---------- Текст документа ----------

Заметим, однако, что есть нечто объединяющее основных персонажей этой драматической переписки: не только ведущего за собой И.-Разумника, но и обуреваемого сомнениями, — тем не менее, влекомого и пришедшего, как мы видим, к принятию Октября, Белого, но и их по видимости оппонента и противника «большевизма» — Бердяева (да и только ли его одного из московского окружения Белого!): всех их объединяет то, что можно назвать революционаризмом духа, или духовным максимализмом.

Я понимаю, что наибольшие сомнения в этом обобщении может вызвать фигура Бердяева, как впрочем и само понятие «революционаризма духа», может показаться слишком абстрактным, однако, не всё сразу. Понятие революционаризма духа имплицитно присутствует и последовательно раскрывается — в форме экстатического культа творчества — в первой, а может быть и последней значительной работе Бердяева «Смысл творчества» (1916) не случайно появившейся накануне революции, и качественно отличающейся как от предшествующих его книг, так и написанных позднее. Выделю некоторые основные звенья концепции Бердяева в этой книге.

1. «Человеческий дух — в плену» у мира, мировой данности, необходимости (с.16).
2. «»Мир» есть зло, он безбожен, и не Богом сотворен» (с.20).
3. «»Мир» нужно преодолеть до конца, он «должен сгореть, он аримановой природы» (20). (Ранее Бердяев прямо заявляет: «Я исповедую почти манихейский дуализм»).
4. Спасение от «мира», от «объективного начала», от необходимости — в творчестве. Разумеется, речь в книге идёт не о художественном творчестве (хотя и его касается автор, и довольно неуклюже), а о творчестве тотальном — во всех сферах духа и жизни. Только в нём спасение и оправдание человека. Собственно, книга и представляет собой показ необходимости этого таинственного, почти мистического Творчества во всех сферах бытия. Я говорю без иронии. Книга заключается словами: «Неизъяснимо, что есть творчество… И жизнь наша лишь переходная к жизни творческой, не творческая еще жизнь… Но дерзновенен должен быть почин в осознании предчувствуемой творческой жизни, и беспощадным (так!) должно быть очищение пути к ней» (с.335).

Если вдуматься, книга Бердяева отбрасывает (пользуясь метафорой Флоренского) тень от событий, стоящих уже на пороге: я имею в виду не просто революцию 1917-го, являвшую собой всё-таки, в основном, развал, а именно Октябрьскую революцию, которая и сама была, в отличие от Февральской, творческим актом, и «беспощадно очищала пути» для небывалого творчества во всех сферах жизни. (То, что творчество и разрушение всегда идут рука об руку, надеюсь, очевидно). Что касается «дерзновенного почина» в «осознании предчувствуемой творческой жизни», то этот почин только что выразился и продолжал выражаться, и не в виде «осознания», хотя и оно безусловно присутствовало, а порой и преобладало, а прямо в виде творений таких поэтов и художников, как Хлебников, Маяковский, Малевич, Татлин и многих других, калибром поменьше, но всё равноодержимых общим духовным порывом, тех, что считали себя «будетлянами», т.е. творцами невиданного ещё искусства и, отметим, невиданных ещё форм жизни, — все они были позднее свалены западными искусствоведами в одну общую престижно-унылую кучу с табличкой «русский авангард».

----------

- _Письменные задания_
**a)** Перепишите из текста о революционаризме духа фрагмент, который начинается словами «Я понимаю, что» и заканчивается словами «данности, необходимости (с.16).».
**b)** Почему, согласно тексту о революционаризме духа, книга Бердяева «отбрасывает тень» от событий, стоявших на пороге? Ответьте в одном–трёх предложениях.
**c)** Допишите текст о революционаризме духа, начав сразу после его последнего предложения.

---------- Собранный материал ----------

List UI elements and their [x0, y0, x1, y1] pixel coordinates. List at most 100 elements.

----------

- _Решённые задачи_
**a)**
Я понимаю, что наибольшие сомнения в этом обобщении может вызвать фигура Бердяева, как впрочем и само понятие «революционаризма духа», может показаться слишком абстрактным, однако, не всё сразу. Понятие революционаризма духа имплицитно присутствует и последовательно раскрывается — в форме экстатического культа творчества — в первой, а может быть и последней значительной работе Бердяева «Смысл творчества» (1916) не случайно появившейся накануне революции, и качественно отличающейся как от предшествующих его книг, так и написанных позднее. Выделю некоторые основные звенья концепции Бердяева в этой книге.

1. «Человеческий дух — в плену» у мира, мировой данности, необходимости (с.16).

**b)** Октябрьская революция, в отличие от Февральской, сама была творческим актом и «беспощадно очищала пути» для небывалого творчества во всех сферах жизни. Тем самым она воплощала то, о чём говорят заключительные слова книги. А «дерзновенный почин» проявился в творениях Хлебникова, Маяковского, Малевича, Татлина и многих других.

**c)**
Насколько мне известно, никто из писавших о нём на Западе не пытался отрицать его симпатий к Октябрьской революции и идеальных отношений с большевистской властью (разумеется, как всегда в истории, до известной поры). Если об этом неоспоримом факте — связи авангарда с большевизмом — говорили сквозь зубы и с явной неохотой, начиная с 30-х и по нынешнее время в собственной стране, то этому были свои причины: одни до 1991, другие — после 1991, и подоплёку этих причин я бегло обрисовал в начале работы, в контексте сначала псевдо-коммунистического «застоя», а затем циничного «реверса», длящегося и по сей день.

 

О «духовном большевизме»

Вернёмся, однако, к Бердяеву с его утверждением в конце своей книги (1916), что мы на переходе «к жизни творческой», что, в частности, позволило мне заговорить о реальных субъектах совершенно нового типа творчества, о котором, действительно, с точки зрения здравого смысла можно было бы сказать, что оно во многом «неизъяснимо есть».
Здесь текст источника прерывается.